*Exercise*
Report every line below that holds the word "Pelliciera".

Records
* start *

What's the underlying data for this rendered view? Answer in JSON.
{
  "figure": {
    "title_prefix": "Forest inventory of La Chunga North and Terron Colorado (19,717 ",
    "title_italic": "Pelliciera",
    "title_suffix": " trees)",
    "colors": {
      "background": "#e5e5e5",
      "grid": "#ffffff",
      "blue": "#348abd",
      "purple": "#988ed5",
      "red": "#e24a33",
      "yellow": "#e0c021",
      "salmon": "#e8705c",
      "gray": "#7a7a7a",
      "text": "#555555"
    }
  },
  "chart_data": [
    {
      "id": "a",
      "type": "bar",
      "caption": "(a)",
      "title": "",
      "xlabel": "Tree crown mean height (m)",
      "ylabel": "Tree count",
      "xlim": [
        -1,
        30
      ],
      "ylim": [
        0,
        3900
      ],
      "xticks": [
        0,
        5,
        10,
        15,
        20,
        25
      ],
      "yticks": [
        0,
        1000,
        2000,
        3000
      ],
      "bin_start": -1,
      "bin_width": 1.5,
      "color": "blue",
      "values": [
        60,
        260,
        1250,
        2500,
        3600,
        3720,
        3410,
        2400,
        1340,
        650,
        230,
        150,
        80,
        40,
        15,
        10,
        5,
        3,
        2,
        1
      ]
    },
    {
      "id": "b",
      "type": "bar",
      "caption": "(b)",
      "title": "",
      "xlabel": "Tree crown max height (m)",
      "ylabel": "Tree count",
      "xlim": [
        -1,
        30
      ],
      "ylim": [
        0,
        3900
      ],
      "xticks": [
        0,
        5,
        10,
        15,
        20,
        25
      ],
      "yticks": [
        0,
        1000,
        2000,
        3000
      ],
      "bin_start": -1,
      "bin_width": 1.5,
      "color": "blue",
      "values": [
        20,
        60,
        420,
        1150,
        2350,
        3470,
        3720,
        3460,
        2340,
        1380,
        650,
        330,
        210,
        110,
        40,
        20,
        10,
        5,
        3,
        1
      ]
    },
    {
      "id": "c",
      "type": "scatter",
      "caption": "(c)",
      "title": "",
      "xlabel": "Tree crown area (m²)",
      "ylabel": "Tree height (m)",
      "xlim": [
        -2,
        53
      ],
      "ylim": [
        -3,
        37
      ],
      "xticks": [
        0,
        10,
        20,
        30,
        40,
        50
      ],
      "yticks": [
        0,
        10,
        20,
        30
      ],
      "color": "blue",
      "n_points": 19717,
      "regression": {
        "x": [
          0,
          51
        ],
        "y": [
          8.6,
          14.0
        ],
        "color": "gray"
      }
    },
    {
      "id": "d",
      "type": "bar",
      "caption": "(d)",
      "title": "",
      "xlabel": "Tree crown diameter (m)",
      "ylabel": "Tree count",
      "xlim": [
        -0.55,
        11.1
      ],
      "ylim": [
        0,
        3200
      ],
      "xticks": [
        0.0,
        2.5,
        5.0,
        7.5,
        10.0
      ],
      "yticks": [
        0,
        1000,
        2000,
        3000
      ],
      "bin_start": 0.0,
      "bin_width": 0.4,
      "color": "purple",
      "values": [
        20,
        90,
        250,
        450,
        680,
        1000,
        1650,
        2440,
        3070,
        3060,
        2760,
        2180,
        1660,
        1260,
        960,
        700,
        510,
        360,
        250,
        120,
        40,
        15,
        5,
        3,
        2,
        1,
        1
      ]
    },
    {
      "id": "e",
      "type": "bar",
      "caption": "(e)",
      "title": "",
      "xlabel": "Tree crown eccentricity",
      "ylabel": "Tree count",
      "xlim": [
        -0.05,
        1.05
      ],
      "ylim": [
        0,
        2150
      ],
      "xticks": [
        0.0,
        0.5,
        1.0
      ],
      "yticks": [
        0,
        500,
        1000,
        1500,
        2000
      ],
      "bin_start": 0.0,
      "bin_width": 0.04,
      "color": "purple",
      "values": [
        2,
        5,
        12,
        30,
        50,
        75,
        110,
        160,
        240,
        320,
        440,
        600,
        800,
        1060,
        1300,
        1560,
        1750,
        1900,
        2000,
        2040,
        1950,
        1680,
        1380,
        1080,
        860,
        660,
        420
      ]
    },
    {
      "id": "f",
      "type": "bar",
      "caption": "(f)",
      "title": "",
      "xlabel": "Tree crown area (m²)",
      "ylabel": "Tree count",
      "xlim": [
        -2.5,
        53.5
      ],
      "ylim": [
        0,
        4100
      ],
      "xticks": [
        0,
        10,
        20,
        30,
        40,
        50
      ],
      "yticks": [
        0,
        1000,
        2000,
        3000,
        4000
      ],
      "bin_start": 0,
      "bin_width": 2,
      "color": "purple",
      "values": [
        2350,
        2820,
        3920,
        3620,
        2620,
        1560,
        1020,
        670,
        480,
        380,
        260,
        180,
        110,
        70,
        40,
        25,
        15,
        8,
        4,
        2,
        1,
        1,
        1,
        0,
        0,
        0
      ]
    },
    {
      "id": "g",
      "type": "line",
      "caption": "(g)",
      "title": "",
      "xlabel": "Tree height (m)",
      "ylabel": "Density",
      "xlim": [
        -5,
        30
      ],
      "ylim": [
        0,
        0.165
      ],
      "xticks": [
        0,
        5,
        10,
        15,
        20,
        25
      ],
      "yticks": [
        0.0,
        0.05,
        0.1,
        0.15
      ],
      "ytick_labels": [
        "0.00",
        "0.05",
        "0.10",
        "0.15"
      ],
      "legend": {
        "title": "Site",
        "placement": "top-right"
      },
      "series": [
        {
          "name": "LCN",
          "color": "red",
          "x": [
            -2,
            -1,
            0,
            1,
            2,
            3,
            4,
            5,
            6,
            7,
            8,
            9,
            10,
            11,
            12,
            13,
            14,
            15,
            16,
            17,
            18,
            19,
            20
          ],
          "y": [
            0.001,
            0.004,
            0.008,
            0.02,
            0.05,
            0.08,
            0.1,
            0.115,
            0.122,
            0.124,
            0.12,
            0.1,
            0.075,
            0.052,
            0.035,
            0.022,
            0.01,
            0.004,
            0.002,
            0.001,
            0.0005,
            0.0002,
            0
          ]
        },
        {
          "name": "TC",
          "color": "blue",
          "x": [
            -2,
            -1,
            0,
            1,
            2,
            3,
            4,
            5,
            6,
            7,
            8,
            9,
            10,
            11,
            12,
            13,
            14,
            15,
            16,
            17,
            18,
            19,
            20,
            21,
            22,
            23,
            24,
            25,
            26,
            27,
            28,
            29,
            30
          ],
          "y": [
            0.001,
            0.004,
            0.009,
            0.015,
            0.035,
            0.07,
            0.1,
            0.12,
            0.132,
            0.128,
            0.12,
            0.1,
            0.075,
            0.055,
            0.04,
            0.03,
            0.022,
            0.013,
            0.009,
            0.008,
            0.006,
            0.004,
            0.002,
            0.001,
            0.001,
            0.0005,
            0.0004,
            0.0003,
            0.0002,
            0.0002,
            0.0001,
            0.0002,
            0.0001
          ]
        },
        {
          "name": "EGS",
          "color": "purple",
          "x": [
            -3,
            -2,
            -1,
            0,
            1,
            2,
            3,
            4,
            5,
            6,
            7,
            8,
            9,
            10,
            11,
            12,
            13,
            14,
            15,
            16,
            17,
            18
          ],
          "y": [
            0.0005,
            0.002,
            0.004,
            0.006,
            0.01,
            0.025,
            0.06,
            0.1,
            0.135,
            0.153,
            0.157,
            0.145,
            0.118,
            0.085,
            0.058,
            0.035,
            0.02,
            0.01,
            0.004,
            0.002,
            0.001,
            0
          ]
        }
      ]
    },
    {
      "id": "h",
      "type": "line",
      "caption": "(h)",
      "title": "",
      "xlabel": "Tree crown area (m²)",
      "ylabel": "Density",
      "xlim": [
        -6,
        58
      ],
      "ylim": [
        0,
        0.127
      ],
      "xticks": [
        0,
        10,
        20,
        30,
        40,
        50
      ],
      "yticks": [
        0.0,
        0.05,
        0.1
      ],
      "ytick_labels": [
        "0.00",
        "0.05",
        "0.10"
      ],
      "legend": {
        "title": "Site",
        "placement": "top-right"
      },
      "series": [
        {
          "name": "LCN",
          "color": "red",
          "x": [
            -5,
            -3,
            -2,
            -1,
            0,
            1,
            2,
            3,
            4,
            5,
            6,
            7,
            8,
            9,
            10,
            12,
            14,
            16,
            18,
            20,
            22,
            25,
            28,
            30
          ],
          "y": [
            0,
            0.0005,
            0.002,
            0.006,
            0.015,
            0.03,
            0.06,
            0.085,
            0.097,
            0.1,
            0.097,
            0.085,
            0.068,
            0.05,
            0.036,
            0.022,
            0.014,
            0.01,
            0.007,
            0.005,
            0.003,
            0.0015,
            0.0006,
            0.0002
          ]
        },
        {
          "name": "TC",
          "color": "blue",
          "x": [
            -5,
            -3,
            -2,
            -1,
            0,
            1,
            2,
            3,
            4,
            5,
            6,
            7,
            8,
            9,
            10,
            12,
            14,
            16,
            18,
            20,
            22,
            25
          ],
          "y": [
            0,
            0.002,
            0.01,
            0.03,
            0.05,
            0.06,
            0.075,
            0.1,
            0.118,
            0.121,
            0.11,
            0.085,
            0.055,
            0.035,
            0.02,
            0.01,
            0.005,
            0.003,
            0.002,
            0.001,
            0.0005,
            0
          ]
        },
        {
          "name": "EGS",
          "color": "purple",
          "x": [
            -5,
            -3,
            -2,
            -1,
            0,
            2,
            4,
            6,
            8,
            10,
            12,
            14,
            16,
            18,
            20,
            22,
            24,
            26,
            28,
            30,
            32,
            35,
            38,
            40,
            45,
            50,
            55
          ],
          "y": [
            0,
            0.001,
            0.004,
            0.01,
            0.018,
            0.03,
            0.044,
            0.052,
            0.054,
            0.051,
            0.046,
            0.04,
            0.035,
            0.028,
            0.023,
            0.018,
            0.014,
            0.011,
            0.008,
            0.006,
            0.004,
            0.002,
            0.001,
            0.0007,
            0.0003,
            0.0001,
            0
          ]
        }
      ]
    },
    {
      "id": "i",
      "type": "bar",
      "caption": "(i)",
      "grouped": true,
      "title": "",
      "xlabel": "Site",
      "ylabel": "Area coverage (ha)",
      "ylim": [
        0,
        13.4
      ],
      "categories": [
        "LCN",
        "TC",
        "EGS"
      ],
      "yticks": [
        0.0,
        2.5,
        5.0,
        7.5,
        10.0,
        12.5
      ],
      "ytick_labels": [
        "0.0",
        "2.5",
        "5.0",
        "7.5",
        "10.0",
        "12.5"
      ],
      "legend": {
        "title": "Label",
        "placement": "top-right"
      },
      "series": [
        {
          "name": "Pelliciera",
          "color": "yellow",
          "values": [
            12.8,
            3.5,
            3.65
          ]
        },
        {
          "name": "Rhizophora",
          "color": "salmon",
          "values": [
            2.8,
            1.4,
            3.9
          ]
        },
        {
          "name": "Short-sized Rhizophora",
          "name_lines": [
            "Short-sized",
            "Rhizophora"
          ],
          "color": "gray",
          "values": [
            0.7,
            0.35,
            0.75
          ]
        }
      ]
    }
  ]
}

* end *

*Written reply*
    "title_italic": "Pelliciera",
          "name": "Pelliciera",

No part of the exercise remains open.